- PROBLEM TO WORK ON
Find all lines in the records that include the word "assistantship", and copy them out.

== == ==

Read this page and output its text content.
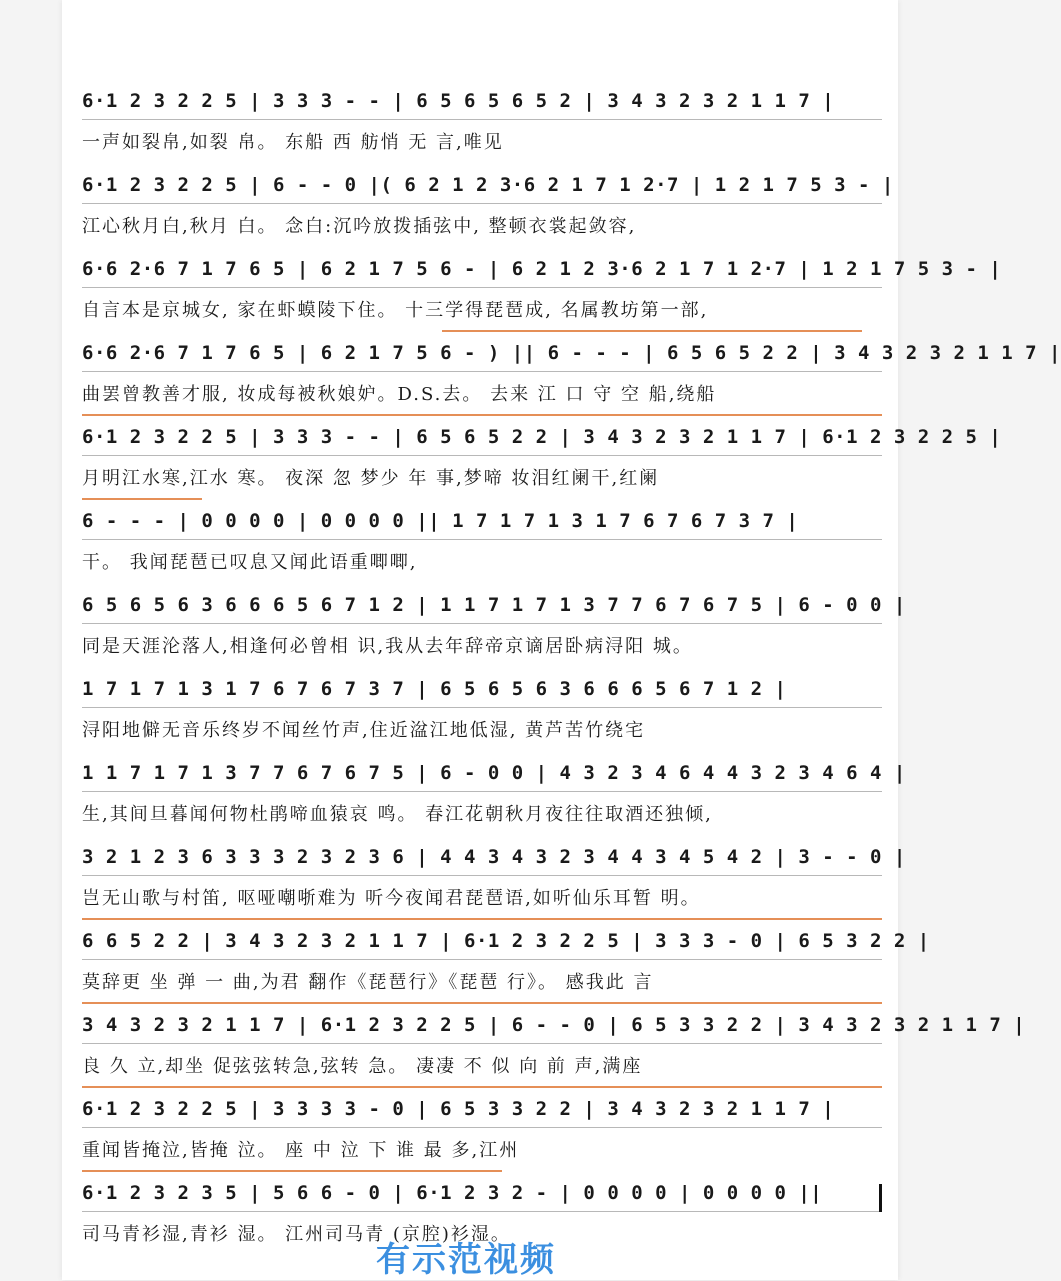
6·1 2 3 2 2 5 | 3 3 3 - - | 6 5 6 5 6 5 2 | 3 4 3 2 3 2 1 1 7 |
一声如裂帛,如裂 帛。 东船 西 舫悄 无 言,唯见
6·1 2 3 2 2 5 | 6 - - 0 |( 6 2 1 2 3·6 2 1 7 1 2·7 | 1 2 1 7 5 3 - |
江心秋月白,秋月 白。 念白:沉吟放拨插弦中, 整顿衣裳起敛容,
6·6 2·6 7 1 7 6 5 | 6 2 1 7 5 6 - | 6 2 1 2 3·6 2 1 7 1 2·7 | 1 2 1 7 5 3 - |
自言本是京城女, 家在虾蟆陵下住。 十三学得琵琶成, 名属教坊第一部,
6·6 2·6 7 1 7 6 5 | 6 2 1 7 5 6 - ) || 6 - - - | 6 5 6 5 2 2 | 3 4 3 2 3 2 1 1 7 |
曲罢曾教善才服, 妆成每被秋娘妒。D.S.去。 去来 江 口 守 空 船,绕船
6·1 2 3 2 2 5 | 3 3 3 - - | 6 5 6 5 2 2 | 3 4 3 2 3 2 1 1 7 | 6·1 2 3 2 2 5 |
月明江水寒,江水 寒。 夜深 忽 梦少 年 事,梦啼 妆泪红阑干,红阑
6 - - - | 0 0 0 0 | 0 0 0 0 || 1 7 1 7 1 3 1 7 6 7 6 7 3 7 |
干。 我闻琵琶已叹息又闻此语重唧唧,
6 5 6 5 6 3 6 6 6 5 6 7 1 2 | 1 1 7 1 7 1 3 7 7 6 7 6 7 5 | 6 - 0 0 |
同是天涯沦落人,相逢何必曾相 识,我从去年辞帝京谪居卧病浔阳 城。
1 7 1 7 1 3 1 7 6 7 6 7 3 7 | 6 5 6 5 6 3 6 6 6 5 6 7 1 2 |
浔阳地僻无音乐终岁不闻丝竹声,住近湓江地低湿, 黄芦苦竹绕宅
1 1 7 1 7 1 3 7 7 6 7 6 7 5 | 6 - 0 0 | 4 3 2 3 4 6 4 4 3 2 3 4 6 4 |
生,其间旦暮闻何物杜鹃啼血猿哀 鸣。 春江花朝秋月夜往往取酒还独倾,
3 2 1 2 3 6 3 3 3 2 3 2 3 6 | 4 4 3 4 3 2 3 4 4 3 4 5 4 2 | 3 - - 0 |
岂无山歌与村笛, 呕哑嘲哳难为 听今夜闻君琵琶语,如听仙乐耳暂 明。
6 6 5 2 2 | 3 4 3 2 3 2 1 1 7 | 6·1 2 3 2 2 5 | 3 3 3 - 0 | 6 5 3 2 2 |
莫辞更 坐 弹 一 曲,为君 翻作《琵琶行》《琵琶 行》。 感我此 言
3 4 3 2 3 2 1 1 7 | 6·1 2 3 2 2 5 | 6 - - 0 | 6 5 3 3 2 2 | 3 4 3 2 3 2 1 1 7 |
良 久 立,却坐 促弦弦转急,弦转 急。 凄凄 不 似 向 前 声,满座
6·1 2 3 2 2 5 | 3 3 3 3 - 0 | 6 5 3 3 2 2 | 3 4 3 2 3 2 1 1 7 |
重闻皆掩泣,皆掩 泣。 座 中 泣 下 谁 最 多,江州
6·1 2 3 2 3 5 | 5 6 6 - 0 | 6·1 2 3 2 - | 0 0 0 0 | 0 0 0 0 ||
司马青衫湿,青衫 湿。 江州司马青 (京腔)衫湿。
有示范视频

== == ==

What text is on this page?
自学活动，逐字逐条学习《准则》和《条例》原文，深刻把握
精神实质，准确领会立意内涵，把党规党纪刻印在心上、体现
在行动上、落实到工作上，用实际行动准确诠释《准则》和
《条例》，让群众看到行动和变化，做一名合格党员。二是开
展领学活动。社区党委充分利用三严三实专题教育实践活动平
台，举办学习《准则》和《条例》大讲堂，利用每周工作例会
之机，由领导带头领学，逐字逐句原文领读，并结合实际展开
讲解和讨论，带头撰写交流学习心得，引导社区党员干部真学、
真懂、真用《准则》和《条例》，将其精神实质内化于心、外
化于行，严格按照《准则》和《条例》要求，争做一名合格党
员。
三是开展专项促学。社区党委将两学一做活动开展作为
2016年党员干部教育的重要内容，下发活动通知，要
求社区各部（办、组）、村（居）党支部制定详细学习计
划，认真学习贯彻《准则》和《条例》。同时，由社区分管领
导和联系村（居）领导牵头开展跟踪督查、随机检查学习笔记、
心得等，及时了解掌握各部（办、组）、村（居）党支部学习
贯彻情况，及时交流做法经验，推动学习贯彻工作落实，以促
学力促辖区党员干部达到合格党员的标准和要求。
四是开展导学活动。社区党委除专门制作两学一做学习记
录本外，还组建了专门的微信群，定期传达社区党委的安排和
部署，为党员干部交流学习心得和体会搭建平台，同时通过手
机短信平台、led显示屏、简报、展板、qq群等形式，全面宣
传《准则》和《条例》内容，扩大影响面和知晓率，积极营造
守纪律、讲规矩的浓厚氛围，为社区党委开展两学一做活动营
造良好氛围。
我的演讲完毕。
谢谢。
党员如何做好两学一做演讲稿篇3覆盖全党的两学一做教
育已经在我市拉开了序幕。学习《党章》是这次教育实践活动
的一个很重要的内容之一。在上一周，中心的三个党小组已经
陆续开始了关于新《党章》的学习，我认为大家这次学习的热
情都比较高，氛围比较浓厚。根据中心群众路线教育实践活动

== == ==

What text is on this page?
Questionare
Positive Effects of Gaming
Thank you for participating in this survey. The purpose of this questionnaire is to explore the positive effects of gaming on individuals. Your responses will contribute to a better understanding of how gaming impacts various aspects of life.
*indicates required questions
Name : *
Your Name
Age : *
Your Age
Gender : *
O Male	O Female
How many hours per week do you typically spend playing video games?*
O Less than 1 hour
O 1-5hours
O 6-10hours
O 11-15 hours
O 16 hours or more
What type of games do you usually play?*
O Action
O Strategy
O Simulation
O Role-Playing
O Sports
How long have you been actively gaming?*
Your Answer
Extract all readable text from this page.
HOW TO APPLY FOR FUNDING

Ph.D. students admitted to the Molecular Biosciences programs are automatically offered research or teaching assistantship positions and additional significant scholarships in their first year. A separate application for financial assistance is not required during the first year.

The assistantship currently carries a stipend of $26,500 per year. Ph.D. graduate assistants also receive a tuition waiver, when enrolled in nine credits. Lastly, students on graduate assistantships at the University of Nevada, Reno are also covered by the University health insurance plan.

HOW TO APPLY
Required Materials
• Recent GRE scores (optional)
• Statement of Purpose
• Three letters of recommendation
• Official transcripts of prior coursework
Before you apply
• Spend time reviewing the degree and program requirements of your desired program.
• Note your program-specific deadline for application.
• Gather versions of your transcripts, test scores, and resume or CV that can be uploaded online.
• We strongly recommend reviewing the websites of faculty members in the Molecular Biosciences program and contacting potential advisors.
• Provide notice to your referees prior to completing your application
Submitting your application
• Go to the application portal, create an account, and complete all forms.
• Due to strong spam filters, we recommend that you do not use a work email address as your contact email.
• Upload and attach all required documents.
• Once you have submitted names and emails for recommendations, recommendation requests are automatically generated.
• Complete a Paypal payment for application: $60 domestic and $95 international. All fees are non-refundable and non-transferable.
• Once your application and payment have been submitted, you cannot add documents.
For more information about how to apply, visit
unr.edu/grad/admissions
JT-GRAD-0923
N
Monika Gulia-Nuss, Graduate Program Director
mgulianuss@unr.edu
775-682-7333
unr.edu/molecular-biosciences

== == ==

- RESULT
Ph.D. students admitted to the Molecular Biosciences programs are automatically offered research or teaching assistantship positions and additional significant scholarships in their first year. A separate application for financial assistance is not required during the first year.
The assistantship currently carries a stipend of $26,500 per year. Ph.D. graduate assistants also receive a tuition waiver, when enrolled in nine credits. Lastly, students on graduate assistantships at the University of Nevada, Reno are also covered by the University health insurance plan.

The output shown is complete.